-- SUPPLIED MATERIAL follows --

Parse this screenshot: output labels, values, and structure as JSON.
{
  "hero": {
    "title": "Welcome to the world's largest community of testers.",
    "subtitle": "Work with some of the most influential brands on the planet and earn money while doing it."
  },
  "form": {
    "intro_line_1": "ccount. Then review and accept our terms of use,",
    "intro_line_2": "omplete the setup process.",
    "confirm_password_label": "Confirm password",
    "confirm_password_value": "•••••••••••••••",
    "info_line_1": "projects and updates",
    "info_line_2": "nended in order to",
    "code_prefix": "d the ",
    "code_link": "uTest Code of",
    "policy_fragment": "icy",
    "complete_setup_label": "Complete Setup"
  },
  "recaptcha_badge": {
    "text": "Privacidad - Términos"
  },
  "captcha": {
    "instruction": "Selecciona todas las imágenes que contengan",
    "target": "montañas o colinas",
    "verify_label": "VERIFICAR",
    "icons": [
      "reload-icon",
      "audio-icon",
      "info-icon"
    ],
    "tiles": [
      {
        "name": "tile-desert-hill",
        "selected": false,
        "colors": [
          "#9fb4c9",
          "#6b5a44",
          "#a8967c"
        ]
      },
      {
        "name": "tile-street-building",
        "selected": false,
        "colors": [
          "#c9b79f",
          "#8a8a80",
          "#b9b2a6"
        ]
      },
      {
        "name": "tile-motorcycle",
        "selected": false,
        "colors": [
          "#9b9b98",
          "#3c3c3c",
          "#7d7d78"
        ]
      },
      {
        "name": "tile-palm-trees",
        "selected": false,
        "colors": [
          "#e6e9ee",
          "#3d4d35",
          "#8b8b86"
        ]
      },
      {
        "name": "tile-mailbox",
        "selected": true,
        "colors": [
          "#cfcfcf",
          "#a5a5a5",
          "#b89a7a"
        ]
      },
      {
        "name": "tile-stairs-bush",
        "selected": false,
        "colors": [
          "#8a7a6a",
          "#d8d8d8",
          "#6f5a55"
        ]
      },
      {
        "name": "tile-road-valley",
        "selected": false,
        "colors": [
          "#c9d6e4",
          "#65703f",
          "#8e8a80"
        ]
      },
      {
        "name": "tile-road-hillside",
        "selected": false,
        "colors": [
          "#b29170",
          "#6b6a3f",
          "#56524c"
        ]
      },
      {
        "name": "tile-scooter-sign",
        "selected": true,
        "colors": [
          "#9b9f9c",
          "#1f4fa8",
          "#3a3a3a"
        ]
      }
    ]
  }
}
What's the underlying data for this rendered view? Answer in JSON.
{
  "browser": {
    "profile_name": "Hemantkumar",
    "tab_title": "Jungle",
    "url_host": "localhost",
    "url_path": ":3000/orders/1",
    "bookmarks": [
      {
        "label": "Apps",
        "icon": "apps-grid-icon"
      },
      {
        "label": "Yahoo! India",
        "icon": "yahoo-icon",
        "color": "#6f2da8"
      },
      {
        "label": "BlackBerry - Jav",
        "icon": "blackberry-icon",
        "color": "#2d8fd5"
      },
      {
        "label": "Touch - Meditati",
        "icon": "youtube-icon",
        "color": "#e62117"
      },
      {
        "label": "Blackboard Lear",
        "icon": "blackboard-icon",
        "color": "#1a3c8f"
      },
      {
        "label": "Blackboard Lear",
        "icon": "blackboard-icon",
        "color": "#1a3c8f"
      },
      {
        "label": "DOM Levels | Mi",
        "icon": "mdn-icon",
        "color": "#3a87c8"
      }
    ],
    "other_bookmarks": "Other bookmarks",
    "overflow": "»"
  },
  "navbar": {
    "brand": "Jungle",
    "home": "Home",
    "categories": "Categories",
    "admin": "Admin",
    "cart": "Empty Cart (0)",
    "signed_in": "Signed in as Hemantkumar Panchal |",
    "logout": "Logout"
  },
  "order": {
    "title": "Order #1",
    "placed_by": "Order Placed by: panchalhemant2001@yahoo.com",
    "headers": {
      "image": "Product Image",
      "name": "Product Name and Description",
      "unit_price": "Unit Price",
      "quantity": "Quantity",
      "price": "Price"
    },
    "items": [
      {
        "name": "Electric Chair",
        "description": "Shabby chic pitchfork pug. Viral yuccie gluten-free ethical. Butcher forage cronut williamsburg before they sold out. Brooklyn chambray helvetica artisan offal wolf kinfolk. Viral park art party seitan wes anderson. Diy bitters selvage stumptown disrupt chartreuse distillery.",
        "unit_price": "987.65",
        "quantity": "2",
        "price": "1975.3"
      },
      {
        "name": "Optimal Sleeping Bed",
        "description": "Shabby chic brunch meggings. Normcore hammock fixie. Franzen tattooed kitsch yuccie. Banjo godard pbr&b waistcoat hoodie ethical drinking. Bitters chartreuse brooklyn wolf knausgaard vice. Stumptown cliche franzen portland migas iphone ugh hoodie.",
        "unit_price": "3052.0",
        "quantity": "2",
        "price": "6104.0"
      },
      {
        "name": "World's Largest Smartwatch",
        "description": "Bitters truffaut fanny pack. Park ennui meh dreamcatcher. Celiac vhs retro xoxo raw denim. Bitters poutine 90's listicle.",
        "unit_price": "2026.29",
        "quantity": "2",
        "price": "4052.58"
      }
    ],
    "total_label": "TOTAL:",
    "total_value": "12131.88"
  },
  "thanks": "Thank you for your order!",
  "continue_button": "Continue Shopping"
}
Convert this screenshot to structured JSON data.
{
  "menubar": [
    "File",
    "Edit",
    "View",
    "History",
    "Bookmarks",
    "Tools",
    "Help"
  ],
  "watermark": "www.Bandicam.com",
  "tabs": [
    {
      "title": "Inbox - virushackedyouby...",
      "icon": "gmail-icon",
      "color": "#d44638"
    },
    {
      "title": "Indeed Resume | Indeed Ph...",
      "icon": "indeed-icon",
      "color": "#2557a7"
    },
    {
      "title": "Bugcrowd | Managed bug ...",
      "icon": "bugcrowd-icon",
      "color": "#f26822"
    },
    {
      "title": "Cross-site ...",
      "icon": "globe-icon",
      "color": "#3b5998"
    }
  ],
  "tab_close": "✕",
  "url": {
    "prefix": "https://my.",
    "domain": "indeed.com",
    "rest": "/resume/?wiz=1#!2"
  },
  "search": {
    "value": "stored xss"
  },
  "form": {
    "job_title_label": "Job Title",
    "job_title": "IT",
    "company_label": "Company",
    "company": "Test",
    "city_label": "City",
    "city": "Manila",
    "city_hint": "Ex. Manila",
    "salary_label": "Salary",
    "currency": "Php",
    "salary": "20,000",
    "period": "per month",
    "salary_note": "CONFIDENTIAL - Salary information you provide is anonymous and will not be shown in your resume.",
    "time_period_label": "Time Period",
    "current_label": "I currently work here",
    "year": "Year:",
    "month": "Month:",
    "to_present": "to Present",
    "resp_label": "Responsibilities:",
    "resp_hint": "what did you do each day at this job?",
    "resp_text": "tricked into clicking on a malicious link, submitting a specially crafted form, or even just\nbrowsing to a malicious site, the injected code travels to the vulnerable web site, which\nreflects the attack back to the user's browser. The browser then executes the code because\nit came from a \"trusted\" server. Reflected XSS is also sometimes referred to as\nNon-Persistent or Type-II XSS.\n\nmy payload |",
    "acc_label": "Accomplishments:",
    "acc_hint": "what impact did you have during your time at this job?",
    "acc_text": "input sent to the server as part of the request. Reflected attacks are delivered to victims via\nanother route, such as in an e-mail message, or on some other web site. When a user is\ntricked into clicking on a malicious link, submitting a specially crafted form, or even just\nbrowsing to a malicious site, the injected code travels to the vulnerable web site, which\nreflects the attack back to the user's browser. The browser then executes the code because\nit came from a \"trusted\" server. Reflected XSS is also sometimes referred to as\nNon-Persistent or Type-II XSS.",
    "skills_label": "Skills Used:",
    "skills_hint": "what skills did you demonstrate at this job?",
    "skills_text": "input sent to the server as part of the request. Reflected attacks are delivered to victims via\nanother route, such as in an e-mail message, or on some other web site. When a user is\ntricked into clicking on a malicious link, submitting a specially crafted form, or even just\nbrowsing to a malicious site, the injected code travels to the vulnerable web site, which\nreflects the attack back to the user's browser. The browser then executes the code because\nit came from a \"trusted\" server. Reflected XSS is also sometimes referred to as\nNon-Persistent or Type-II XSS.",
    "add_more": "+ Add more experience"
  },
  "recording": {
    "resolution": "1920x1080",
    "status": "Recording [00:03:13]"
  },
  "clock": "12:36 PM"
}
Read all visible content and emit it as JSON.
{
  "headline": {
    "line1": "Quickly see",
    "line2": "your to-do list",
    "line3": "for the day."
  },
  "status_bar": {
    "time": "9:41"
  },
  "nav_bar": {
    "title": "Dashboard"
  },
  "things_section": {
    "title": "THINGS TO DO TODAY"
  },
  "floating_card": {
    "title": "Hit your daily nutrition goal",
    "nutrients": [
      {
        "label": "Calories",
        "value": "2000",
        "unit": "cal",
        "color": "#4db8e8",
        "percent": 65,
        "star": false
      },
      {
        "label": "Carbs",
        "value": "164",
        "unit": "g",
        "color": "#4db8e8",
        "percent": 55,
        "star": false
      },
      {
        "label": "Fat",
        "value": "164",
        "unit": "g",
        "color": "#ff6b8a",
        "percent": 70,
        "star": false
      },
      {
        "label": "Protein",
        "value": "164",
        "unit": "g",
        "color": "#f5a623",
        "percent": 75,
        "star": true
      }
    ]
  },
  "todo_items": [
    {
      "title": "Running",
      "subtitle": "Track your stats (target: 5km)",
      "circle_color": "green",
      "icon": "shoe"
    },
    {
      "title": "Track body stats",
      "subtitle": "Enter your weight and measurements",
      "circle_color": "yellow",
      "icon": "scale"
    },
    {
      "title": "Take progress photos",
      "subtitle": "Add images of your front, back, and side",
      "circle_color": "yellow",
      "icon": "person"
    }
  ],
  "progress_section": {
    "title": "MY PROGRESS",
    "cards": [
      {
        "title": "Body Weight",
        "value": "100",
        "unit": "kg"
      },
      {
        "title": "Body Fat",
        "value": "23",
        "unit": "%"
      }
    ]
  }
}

-- SUPPLIED MATERIAL concluded --

§ EXERCISE DIRECTIONS
Please state how many lines in the records above hold the word "screenshot", giving only the number.

§ EXERCISE ANSWER
2